__INPUT MATERIAL__:
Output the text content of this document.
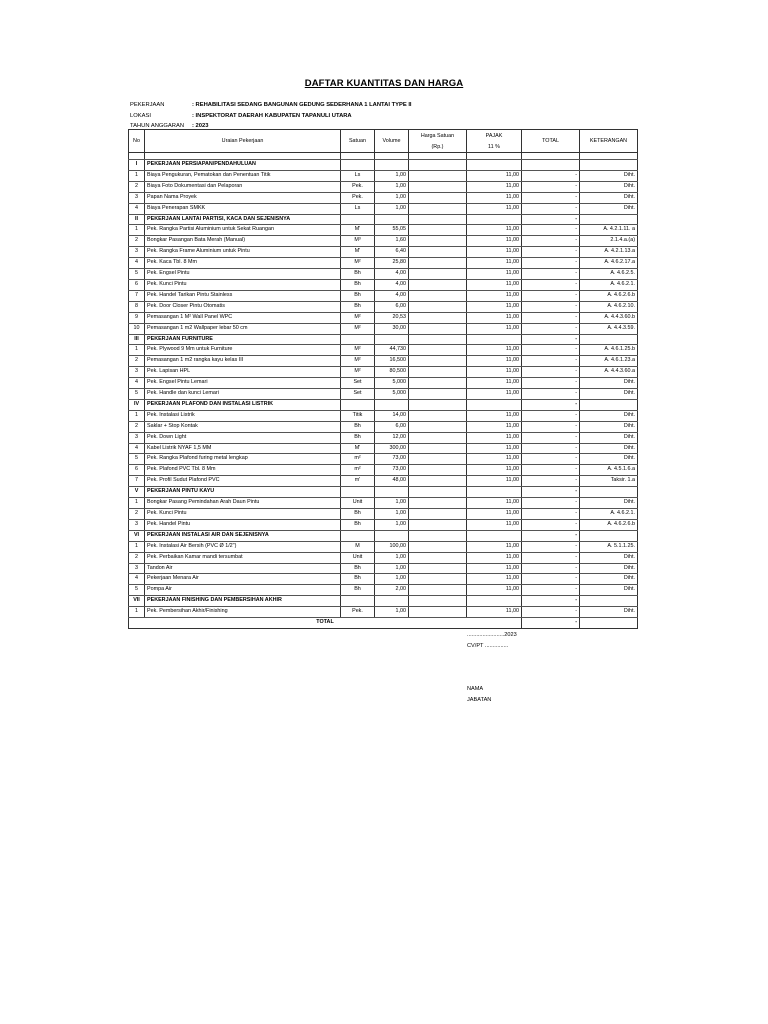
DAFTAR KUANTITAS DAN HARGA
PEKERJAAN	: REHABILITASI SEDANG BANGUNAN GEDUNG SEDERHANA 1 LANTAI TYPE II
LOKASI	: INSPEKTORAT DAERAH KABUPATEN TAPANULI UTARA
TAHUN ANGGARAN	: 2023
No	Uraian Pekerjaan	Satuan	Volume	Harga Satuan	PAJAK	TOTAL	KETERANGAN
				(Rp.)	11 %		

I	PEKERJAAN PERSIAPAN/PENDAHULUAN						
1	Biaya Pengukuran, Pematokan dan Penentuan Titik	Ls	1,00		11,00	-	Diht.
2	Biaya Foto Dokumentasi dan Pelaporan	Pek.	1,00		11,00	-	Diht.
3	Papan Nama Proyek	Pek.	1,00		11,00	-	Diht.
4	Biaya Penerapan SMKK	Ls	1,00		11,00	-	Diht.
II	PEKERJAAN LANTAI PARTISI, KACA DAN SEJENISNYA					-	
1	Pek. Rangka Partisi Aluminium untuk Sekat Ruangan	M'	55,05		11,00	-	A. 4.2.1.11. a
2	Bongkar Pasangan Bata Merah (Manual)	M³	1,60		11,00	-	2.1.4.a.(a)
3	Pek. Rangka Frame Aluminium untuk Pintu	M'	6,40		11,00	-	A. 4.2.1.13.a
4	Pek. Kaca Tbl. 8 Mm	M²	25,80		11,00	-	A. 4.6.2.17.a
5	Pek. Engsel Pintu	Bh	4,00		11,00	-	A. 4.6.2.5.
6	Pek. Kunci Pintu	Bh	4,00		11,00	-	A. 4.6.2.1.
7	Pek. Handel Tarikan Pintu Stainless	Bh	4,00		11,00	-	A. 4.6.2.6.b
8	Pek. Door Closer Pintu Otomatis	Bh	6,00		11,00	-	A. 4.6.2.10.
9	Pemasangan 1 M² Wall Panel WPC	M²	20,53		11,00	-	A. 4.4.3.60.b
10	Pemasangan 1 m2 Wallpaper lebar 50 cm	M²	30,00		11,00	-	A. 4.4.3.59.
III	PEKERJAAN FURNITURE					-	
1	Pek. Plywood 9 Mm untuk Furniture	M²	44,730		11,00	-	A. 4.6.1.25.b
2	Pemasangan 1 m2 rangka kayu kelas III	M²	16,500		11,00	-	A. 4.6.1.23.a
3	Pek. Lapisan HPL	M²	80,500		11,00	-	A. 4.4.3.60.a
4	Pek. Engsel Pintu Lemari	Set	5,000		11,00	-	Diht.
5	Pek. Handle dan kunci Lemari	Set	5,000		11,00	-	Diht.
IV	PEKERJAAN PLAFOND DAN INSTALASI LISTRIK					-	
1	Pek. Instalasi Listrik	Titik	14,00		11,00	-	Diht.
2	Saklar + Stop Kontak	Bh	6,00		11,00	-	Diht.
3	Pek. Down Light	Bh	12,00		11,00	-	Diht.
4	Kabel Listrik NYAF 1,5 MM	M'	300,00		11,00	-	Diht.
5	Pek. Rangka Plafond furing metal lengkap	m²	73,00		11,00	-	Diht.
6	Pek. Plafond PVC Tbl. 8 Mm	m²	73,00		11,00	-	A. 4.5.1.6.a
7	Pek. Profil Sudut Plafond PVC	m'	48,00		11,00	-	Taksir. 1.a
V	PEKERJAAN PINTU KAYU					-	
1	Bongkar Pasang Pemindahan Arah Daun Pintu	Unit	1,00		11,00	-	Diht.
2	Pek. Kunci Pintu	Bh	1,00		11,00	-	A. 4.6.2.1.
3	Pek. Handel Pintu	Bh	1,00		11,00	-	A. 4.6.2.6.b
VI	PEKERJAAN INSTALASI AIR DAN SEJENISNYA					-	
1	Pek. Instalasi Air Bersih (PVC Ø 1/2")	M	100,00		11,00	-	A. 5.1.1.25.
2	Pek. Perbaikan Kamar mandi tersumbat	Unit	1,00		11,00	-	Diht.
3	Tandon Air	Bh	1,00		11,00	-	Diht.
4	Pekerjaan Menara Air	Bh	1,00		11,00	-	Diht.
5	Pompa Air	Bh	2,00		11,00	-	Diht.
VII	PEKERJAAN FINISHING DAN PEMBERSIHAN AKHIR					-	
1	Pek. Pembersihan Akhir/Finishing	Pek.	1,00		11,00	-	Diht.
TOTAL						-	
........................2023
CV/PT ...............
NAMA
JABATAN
--
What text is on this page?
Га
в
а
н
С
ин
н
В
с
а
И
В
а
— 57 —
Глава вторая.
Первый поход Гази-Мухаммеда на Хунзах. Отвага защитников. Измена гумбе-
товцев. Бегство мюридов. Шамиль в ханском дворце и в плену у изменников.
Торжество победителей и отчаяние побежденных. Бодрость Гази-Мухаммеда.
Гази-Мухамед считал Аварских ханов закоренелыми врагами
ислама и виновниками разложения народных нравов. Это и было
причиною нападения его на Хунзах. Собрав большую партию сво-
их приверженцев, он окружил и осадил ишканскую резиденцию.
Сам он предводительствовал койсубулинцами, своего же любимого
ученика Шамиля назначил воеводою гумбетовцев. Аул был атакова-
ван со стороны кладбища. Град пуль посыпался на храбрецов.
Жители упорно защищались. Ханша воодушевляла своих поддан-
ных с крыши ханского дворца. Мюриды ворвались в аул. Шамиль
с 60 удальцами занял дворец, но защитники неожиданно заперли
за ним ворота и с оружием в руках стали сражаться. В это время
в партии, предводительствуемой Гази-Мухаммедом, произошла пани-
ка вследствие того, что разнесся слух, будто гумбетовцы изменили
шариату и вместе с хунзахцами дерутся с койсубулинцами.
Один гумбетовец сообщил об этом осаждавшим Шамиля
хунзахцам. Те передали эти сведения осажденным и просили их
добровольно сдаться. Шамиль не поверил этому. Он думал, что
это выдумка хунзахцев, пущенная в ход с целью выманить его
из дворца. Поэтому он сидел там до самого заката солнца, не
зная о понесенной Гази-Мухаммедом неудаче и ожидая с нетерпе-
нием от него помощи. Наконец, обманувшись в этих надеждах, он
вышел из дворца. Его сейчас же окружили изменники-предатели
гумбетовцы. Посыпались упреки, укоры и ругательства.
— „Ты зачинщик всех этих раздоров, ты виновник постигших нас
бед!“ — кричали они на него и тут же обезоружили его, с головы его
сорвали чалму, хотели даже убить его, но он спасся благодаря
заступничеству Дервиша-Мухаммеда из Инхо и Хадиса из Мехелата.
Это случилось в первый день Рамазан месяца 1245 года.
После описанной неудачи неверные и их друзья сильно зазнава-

__TASK DETAILS__: Filter the records down to the lines that contain the string "Гази", and copy those lines.

__FINISHED EXERCISE__:
Первый поход Гази-Мухаммеда на Хунзах. Отвага защитников. Измена гумбе-
Торжество победителей и отчаяние побежденных. Бодрость Гази-Мухаммеда.
Гази-Мухамед считал Аварских ханов закоренелыми врагами
в партии, предводительствуемой Гази-Мухаммедом, произошла пани-
зная о понесенной Гази-Мухаммедом неудаче и ожидая с нетерпе-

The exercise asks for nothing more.